* _Exercise prompt_:
The required output is a single number: how many lines of the material contain the string "gear".

* _Provided information_:
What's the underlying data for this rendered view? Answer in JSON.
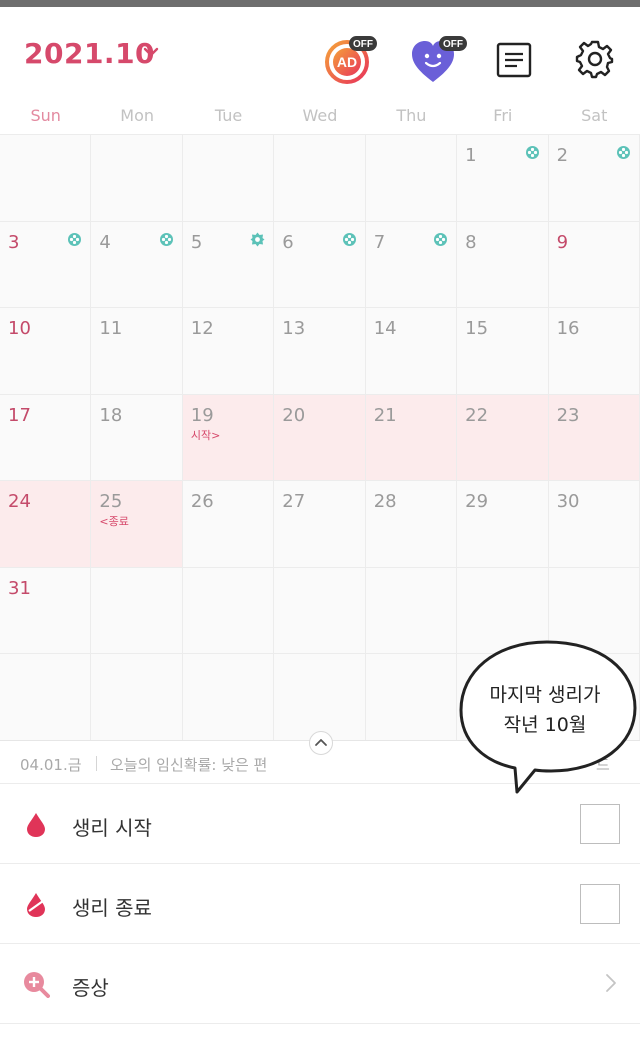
{
  "header": {
    "month": "2021.10",
    "ad_badge": "AD",
    "ad_toggle": "OFF",
    "heart_toggle": "OFF"
  },
  "weekdays": [
    "Sun",
    "Mon",
    "Tue",
    "Wed",
    "Thu",
    "Fri",
    "Sat"
  ],
  "calendar": {
    "rows": [
      [
        {
          "d": ""
        },
        {
          "d": ""
        },
        {
          "d": ""
        },
        {
          "d": ""
        },
        {
          "d": ""
        },
        {
          "d": "1",
          "mark": "flower-icon"
        },
        {
          "d": "2",
          "mark": "flower-icon"
        }
      ],
      [
        {
          "d": "3",
          "mark": "flower-icon"
        },
        {
          "d": "4",
          "mark": "flower-icon"
        },
        {
          "d": "5",
          "mark": "gear-flower-icon"
        },
        {
          "d": "6",
          "mark": "flower-icon"
        },
        {
          "d": "7",
          "mark": "flower-icon"
        },
        {
          "d": "8"
        },
        {
          "d": "9"
        }
      ],
      [
        {
          "d": "10"
        },
        {
          "d": "11"
        },
        {
          "d": "12"
        },
        {
          "d": "13"
        },
        {
          "d": "14"
        },
        {
          "d": "15"
        },
        {
          "d": "16"
        }
      ],
      [
        {
          "d": "17"
        },
        {
          "d": "18"
        },
        {
          "d": "19",
          "tag": "시작>",
          "period": true
        },
        {
          "d": "20",
          "period": true
        },
        {
          "d": "21",
          "period": true
        },
        {
          "d": "22",
          "period": true
        },
        {
          "d": "23",
          "period": true
        }
      ],
      [
        {
          "d": "24",
          "period": true
        },
        {
          "d": "25",
          "tag": "<종료",
          "period": true
        },
        {
          "d": "26"
        },
        {
          "d": "27"
        },
        {
          "d": "28"
        },
        {
          "d": "29"
        },
        {
          "d": "30"
        }
      ],
      [
        {
          "d": "31"
        },
        {
          "d": ""
        },
        {
          "d": ""
        },
        {
          "d": ""
        },
        {
          "d": ""
        },
        {
          "d": ""
        },
        {
          "d": ""
        }
      ],
      [
        {
          "d": ""
        },
        {
          "d": ""
        },
        {
          "d": ""
        },
        {
          "d": ""
        },
        {
          "d": ""
        },
        {
          "d": ""
        },
        {
          "d": ""
        }
      ]
    ],
    "red_saturdays": [
      "9"
    ]
  },
  "info": {
    "date": "04.01.금",
    "text": "오늘의 임신확률: 낮은 편",
    "trail": "드"
  },
  "list": {
    "period_start": "생리 시작",
    "period_end": "생리 종료",
    "symptoms": "증상"
  },
  "bubble": {
    "line1": "마지막 생리가",
    "line2": "작년 10월"
  },
  "colors": {
    "accent": "#d6496b",
    "period_bg": "#fcebec",
    "mark": "#5cc2b8"
  }
}
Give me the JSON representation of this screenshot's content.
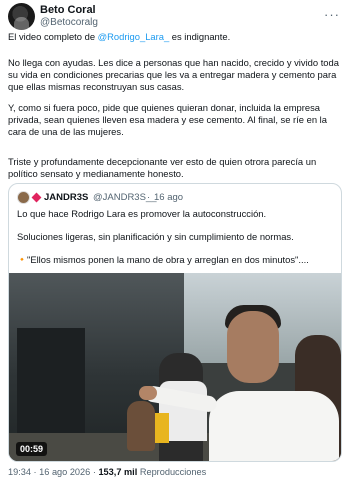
{
  "tweet": {
    "author_name": "Beto Coral",
    "author_handle": "@Betocoralg",
    "more_label": "···",
    "p1_before": "El video completo de ",
    "p1_mention": "@Rodrigo_Lara_",
    "p1_after": " es indignante.",
    "p2": "No llega con ayudas. Les dice a personas que han nacido, crecido y vivido toda su vida en condiciones precarias que les va a entregar madera y cemento para que ellas mismas reconstruyan sus casas.",
    "p3": "Y, como si fuera poco, pide que quienes quieran donar, incluida la empresa privada, sean quienes lleven esa madera y ese cemento. Al final, se ríe en la cara de una de las mujeres.",
    "p4": "Triste y profundamente decepcionante ver esto de quien otrora parecía un político sensato y medianamente honesto."
  },
  "quoted": {
    "author_name": "JANDR3S",
    "author_handle": "@JANDR3S__",
    "separator": "·",
    "time": "16 ago",
    "p1": "Lo que hace Rodrigo Lara es promover la autoconstrucción.",
    "p2": "Soluciones ligeras, sin planificación y sin cumplimiento de normas.",
    "p3_icon": "🔸",
    "p3": "\"Ellos mismos ponen la mano de obra y arreglan en dos minutos\"....",
    "video_duration": "00:59"
  },
  "footer": {
    "time": "19:34",
    "date_sep": " · ",
    "date": "16 ago 2026",
    "views_sep": " · ",
    "views_count": "153,7 mil",
    "views_label": " Reproducciones"
  },
  "colors": {
    "accent": "#1d9bf0",
    "text": "#0f1419",
    "muted": "#536471",
    "border": "#cfd9de"
  },
  "icons": [
    "avatar",
    "more-icon",
    "diamond-icon",
    "orange-diamond-icon",
    "video-thumbnail"
  ]
}
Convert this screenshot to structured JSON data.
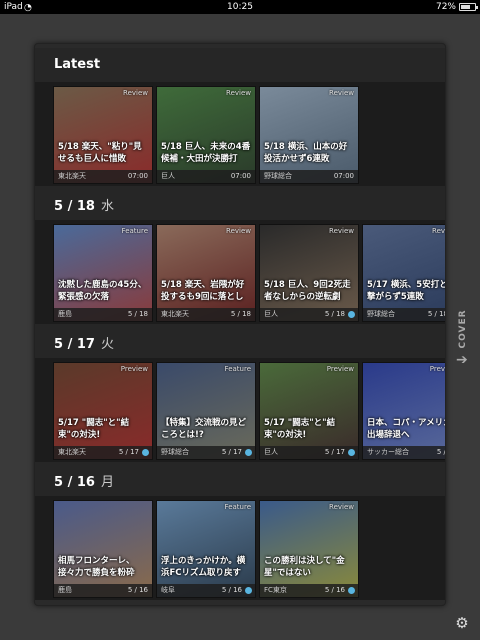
{
  "status_bar": {
    "device": "iPad",
    "time": "10:25",
    "battery": "72%",
    "battery_level": 0.72
  },
  "latest": {
    "title": "Latest",
    "cards": [
      {
        "tag": "Review",
        "caption": "5/18 楽天、\"粘り\"見せるも巨人に惜敗",
        "category": "東北楽天",
        "date": "07:00",
        "dot": false,
        "colors": [
          "#6b5a46",
          "#8a2a2a"
        ]
      },
      {
        "tag": "Review",
        "caption": "5/18 巨人、未来の4番候補・大田が決勝打",
        "category": "巨人",
        "date": "07:00",
        "dot": false,
        "colors": [
          "#3f6b3a",
          "#2a3a2a"
        ]
      },
      {
        "tag": "Review",
        "caption": "5/18 横浜、山本の好投活かせず6連敗",
        "category": "野球総合",
        "date": "07:00",
        "dot": false,
        "colors": [
          "#7a8a9a",
          "#4a5a6a"
        ]
      }
    ]
  },
  "sections": [
    {
      "date": "5 / 18",
      "dow": "水",
      "cards": [
        {
          "tag": "Feature",
          "caption": "沈黙した鹿島の45分、緊張感の欠落",
          "category": "鹿島",
          "date": "5 / 18",
          "dot": false,
          "colors": [
            "#4a6a9a",
            "#8a3a3a"
          ]
        },
        {
          "tag": "Review",
          "caption": "5/18 楽天、岩隈が好投するも9回に落とし",
          "category": "東北楽天",
          "date": "5 / 18",
          "dot": false,
          "colors": [
            "#8a6a5a",
            "#5a2020"
          ]
        },
        {
          "tag": "Review",
          "caption": "5/18 巨人、9回2死走者なしからの逆転劇",
          "category": "巨人",
          "date": "5 / 18",
          "dot": true,
          "colors": [
            "#2a2a2a",
            "#6a5a4a"
          ]
        },
        {
          "tag": "Review",
          "caption": "5/17 横浜、5安打と線撃がらず5連敗",
          "category": "野球総合",
          "date": "5 / 18",
          "dot": true,
          "colors": [
            "#4a5a7a",
            "#2a3a5a"
          ]
        }
      ]
    },
    {
      "date": "5 / 17",
      "dow": "火",
      "cards": [
        {
          "tag": "Preview",
          "caption": "5/17 \"闘志\"と\"結束\"の対決!",
          "category": "東北楽天",
          "date": "5 / 17",
          "dot": true,
          "colors": [
            "#5a3a2a",
            "#8a2a2a"
          ]
        },
        {
          "tag": "Feature",
          "caption": "【特集】交流戦の見どころとは!?",
          "category": "野球総合",
          "date": "5 / 17",
          "dot": true,
          "colors": [
            "#3a4a6a",
            "#6a6a5a"
          ]
        },
        {
          "tag": "Preview",
          "caption": "5/17 \"闘志\"と\"結束\"の対決!",
          "category": "巨人",
          "date": "5 / 17",
          "dot": true,
          "colors": [
            "#4a6a3a",
            "#3a2a2a"
          ]
        },
        {
          "tag": "Preview",
          "caption": "日本、コパ・アメリカ出場辞退へ",
          "category": "サッカー総合",
          "date": "5 / 17",
          "dot": false,
          "colors": [
            "#2a3a8a",
            "#5a6a9a"
          ]
        }
      ]
    },
    {
      "date": "5 / 16",
      "dow": "月",
      "cards": [
        {
          "tag": "",
          "caption": "相馬フロンターレ、接々力で勝負を粉砕",
          "category": "鹿島",
          "date": "5 / 16",
          "dot": false,
          "colors": [
            "#4a5a8a",
            "#8a6a4a"
          ]
        },
        {
          "tag": "Feature",
          "caption": "浮上のきっかけか。横浜FCリズム取り戻す",
          "category": "岐阜",
          "date": "5 / 16",
          "dot": true,
          "colors": [
            "#5a7a9a",
            "#2a3a4a"
          ]
        },
        {
          "tag": "Review",
          "caption": "この勝利は決して\"金星\"ではない",
          "category": "FC東京",
          "date": "5 / 16",
          "dot": true,
          "colors": [
            "#3a5a8a",
            "#8a8a3a"
          ]
        }
      ]
    }
  ],
  "cover_tab": {
    "label": "COVER",
    "icon": "arrow-right-icon"
  },
  "settings": {
    "icon": "gear-icon"
  }
}
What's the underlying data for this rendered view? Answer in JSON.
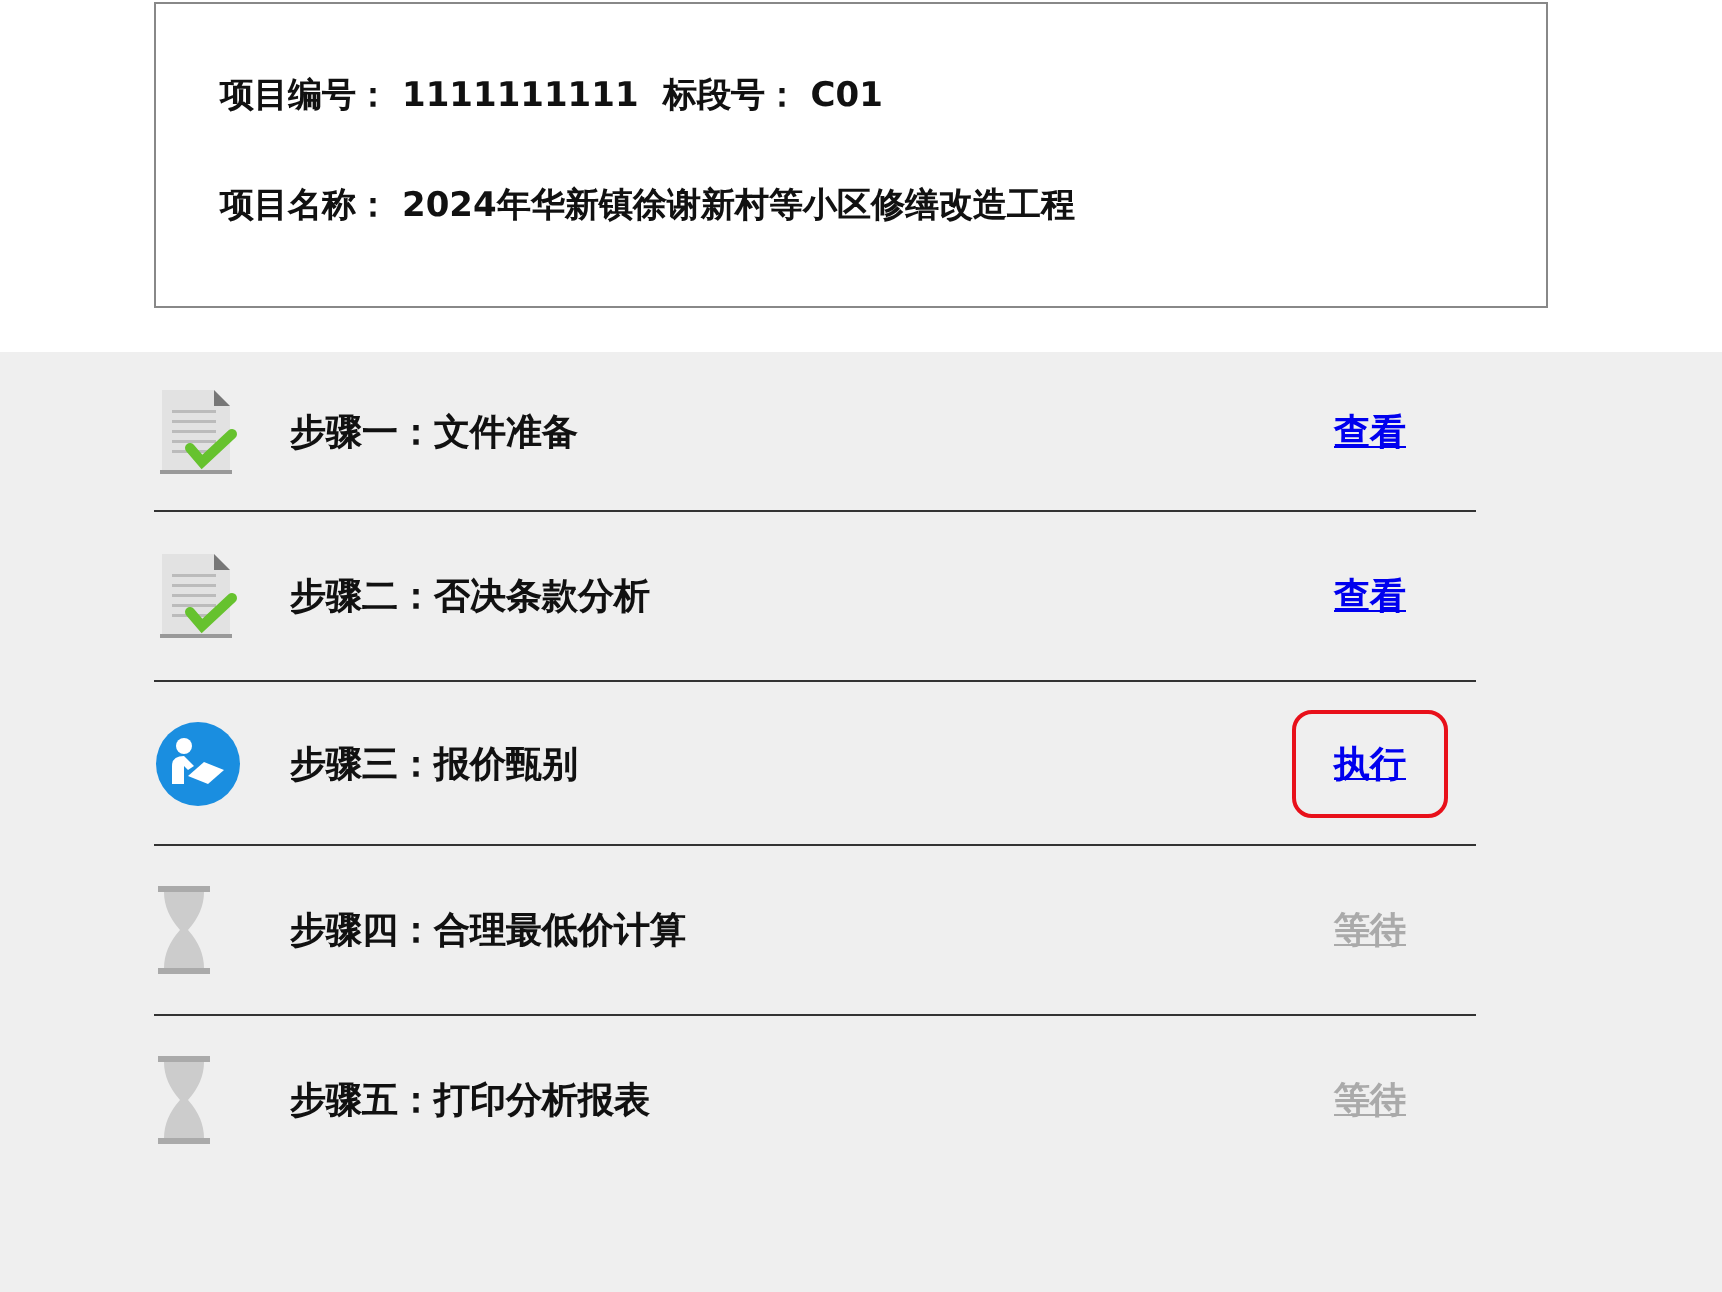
{
  "project": {
    "fields": [
      {
        "label": "项目编号：",
        "value": "1111111111"
      },
      {
        "label": "标段号：",
        "value": "C01"
      }
    ],
    "name": {
      "label": "项目名称：",
      "value": "2024年华新镇徐谢新村等小区修缮改造工程"
    }
  },
  "steps": [
    {
      "title": "步骤一：文件准备",
      "action": "查看",
      "kind": "done",
      "selected": false
    },
    {
      "title": "步骤二：否决条款分析",
      "action": "查看",
      "kind": "done",
      "selected": false
    },
    {
      "title": "步骤三：报价甄别",
      "action": "执行",
      "kind": "current",
      "selected": true
    },
    {
      "title": "步骤四：合理最低价计算",
      "action": "等待",
      "kind": "waiting",
      "selected": false
    },
    {
      "title": "步骤五：打印分析报表",
      "action": "等待",
      "kind": "waiting",
      "selected": false
    }
  ]
}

* _Written answer_:
2